[Task to complete]
Present each line of the entries below that holds the word "страхования".

[Material shown]

··········

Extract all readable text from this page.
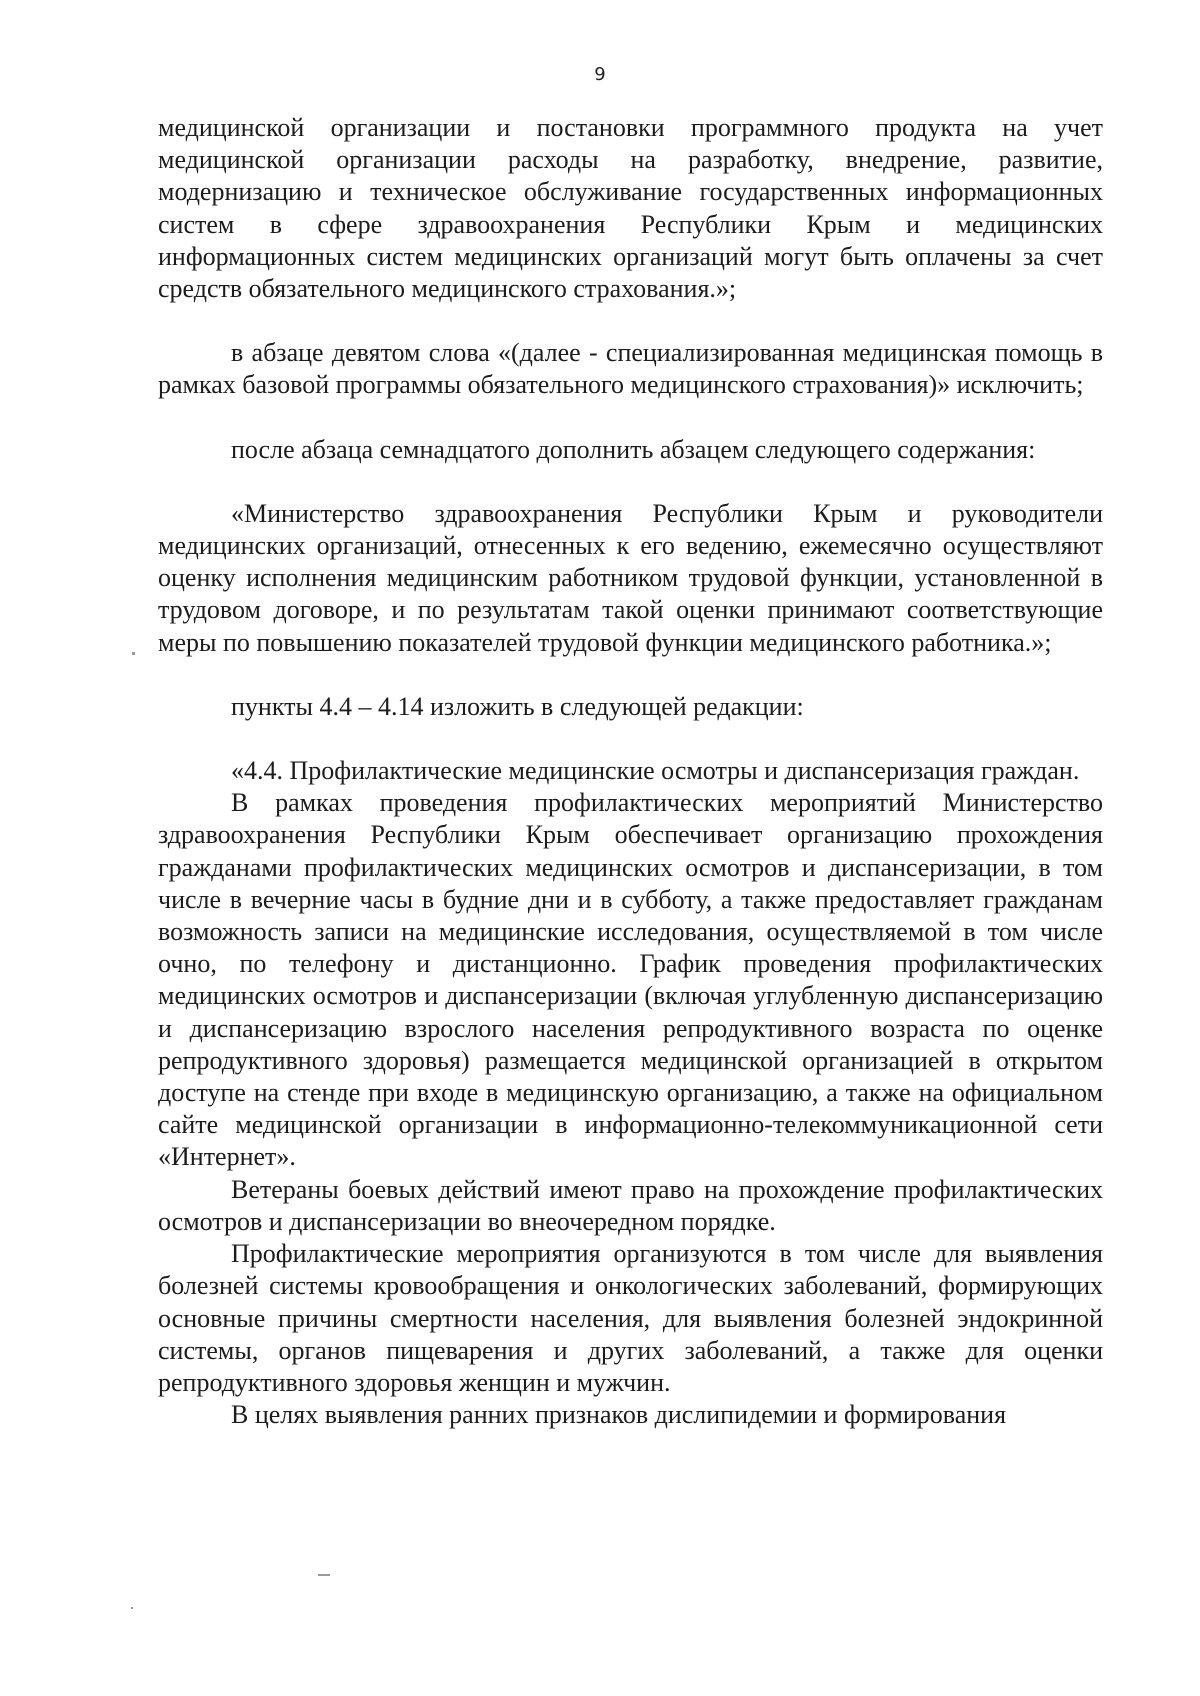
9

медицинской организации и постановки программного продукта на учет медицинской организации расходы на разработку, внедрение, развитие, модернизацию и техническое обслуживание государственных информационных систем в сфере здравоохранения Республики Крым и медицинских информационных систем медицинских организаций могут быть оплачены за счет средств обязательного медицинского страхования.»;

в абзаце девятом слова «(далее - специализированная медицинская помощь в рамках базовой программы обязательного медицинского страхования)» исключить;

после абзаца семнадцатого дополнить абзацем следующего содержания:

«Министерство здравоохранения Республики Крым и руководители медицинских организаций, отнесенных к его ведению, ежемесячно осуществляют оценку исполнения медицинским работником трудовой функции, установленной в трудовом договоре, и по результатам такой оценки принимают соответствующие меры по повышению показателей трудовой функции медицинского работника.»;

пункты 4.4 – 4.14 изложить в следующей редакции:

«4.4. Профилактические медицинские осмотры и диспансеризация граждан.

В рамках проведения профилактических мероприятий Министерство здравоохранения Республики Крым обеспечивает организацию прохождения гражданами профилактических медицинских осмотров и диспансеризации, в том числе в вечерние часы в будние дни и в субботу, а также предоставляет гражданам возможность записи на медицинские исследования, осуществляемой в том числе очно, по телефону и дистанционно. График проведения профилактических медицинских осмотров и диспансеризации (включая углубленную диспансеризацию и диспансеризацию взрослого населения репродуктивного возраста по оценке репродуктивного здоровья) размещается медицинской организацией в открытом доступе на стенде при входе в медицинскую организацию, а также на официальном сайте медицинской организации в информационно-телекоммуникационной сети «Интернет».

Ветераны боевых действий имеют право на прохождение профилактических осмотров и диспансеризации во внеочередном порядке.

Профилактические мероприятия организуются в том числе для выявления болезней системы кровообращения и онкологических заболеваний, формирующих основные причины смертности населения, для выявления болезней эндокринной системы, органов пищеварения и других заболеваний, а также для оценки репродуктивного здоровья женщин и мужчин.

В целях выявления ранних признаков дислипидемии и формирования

··········

[Written reply]
медицинской организации и постановки программного продукта на учет медицинской организации расходы на разработку, внедрение, развитие, модернизацию и техническое обслуживание государственных информационных систем в сфере здравоохранения Республики Крым и медицинских информационных систем медицинских организаций могут быть оплачены за счет средств обязательного медицинского страхования.»;
в абзаце девятом слова «(далее - специализированная медицинская помощь в рамках базовой программы обязательного медицинского страхования)» исключить;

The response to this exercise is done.